— Begin —
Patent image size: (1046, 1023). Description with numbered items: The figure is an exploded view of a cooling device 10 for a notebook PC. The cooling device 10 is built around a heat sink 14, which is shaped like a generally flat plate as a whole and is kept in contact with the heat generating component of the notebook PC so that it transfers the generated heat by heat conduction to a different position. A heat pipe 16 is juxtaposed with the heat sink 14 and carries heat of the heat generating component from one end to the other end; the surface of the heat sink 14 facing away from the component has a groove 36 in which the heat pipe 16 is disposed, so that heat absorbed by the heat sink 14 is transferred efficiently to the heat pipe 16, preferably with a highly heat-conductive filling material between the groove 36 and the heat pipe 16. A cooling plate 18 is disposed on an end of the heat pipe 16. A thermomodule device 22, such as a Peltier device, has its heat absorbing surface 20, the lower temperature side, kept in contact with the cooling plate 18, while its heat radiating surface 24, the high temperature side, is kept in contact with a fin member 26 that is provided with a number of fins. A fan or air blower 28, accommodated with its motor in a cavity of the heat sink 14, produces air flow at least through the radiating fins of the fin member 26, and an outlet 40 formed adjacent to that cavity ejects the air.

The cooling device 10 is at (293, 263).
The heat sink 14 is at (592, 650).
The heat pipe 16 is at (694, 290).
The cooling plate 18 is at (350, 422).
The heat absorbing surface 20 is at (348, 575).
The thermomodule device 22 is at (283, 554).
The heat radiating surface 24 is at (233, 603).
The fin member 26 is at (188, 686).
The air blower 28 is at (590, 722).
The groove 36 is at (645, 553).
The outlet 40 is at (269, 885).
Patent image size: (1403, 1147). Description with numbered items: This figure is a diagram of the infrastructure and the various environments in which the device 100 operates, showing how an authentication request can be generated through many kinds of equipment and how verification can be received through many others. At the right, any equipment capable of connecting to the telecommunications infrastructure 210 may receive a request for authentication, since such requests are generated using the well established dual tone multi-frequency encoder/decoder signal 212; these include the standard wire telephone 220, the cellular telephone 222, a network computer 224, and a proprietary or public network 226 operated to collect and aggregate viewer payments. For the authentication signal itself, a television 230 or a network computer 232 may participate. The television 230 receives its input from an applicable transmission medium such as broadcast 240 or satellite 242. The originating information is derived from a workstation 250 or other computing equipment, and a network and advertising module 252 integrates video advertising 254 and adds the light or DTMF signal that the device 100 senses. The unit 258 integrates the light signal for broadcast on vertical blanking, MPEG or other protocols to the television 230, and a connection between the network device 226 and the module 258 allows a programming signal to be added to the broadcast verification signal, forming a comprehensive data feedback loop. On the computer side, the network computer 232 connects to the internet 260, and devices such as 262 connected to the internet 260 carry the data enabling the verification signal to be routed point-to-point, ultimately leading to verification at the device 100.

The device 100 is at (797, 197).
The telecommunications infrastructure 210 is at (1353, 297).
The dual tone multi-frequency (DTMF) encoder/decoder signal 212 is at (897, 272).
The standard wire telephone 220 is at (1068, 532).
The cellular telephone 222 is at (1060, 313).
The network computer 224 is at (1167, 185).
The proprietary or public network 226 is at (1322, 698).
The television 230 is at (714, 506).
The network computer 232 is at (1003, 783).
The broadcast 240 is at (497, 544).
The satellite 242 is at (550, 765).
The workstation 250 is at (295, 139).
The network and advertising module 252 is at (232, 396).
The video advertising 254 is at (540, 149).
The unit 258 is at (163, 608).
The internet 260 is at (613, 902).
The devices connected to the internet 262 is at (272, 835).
— End —
Stated exercise -
Reproduce every line of the records above verbatim, with no changes.

Task result -
Patent image size: (1046, 1023). Description with numbered items: The figure is an exploded view of a cooling device 10 for a notebook PC. The cooling device 10 is built around a heat sink 14, which is shaped like a generally flat plate as a whole and is kept in contact with the heat generating component of the notebook PC so that it transfers the generated heat by heat conduction to a different position. A heat pipe 16 is juxtaposed with the heat sink 14 and carries heat of the heat generating component from one end to the other end; the surface of the heat sink 14 facing away from the component has a groove 36 in which the heat pipe 16 is disposed, so that heat absorbed by the heat sink 14 is transferred efficiently to the heat pipe 16, preferably with a highly heat-conductive filling material between the groove 36 and the heat pipe 16. A cooling plate 18 is disposed on an end of the heat pipe 16. A thermomodule device 22, such as a Peltier device, has its heat absorbing surface 20, the lower temperature side, kept in contact with the cooling plate 18, while its heat radiating surface 24, the high temperature side, is kept in contact with a fin member 26 that is provided with a number of fins. A fan or air blower 28, accommodated with its motor in a cavity of the heat sink 14, produces air flow at least through the radiating fins of the fin member 26, and an outlet 40 formed adjacent to that cavity ejects the air.

The cooling device 10 is at (293, 263).
The heat sink 14 is at (592, 650).
The heat pipe 16 is at (694, 290).
The cooling plate 18 is at (350, 422).
The heat absorbing surface 20 is at (348, 575).
The thermomodule device 22 is at (283, 554).
The heat radiating surface 24 is at (233, 603).
The fin member 26 is at (188, 686).
The air blower 28 is at (590, 722).
The groove 36 is at (645, 553).
The outlet 40 is at (269, 885).
Patent image size: (1403, 1147). Description with numbered items: This figure is a diagram of the infrastructure and the various environments in which the device 100 operates, showing how an authentication request can be generated through many kinds of equipment and how verification can be received through many others. At the right, any equipment capable of connecting to the telecommunications infrastructure 210 may receive a request for authentication, since such requests are generated using the well established dual tone multi-frequency encoder/decoder signal 212; these include the standard wire telephone 220, the cellular telephone 222, a network computer 224, and a proprietary or public network 226 operated to collect and aggregate viewer payments. For the authentication signal itself, a television 230 or a network computer 232 may participate. The television 230 receives its input from an applicable transmission medium such as broadcast 240 or satellite 242. The originating information is derived from a workstation 250 or other computing equipment, and a network and advertising module 252 integrates video advertising 254 and adds the light or DTMF signal that the device 100 senses. The unit 258 integrates the light signal for broadcast on vertical blanking, MPEG or other protocols to the television 230, and a connection between the network device 226 and the module 258 allows a programming signal to be added to the broadcast verification signal, forming a comprehensive data feedback loop. On the computer side, the network computer 232 connects to the internet 260, and devices such as 262 connected to the internet 260 carry the data enabling the verification signal to be routed point-to-point, ultimately leading to verification at the device 100.

The device 100 is at (797, 197).
The telecommunications infrastructure 210 is at (1353, 297).
The dual tone multi-frequency (DTMF) encoder/decoder signal 212 is at (897, 272).
The standard wire telephone 220 is at (1068, 532).
The cellular telephone 222 is at (1060, 313).
The network computer 224 is at (1167, 185).
The proprietary or public network 226 is at (1322, 698).
The television 230 is at (714, 506).
The network computer 232 is at (1003, 783).
The broadcast 240 is at (497, 544).
The satellite 242 is at (550, 765).
The workstation 250 is at (295, 139).
The network and advertising module 252 is at (232, 396).
The video advertising 254 is at (540, 149).
The unit 258 is at (163, 608).
The internet 260 is at (613, 902).
The devices connected to the internet 262 is at (272, 835).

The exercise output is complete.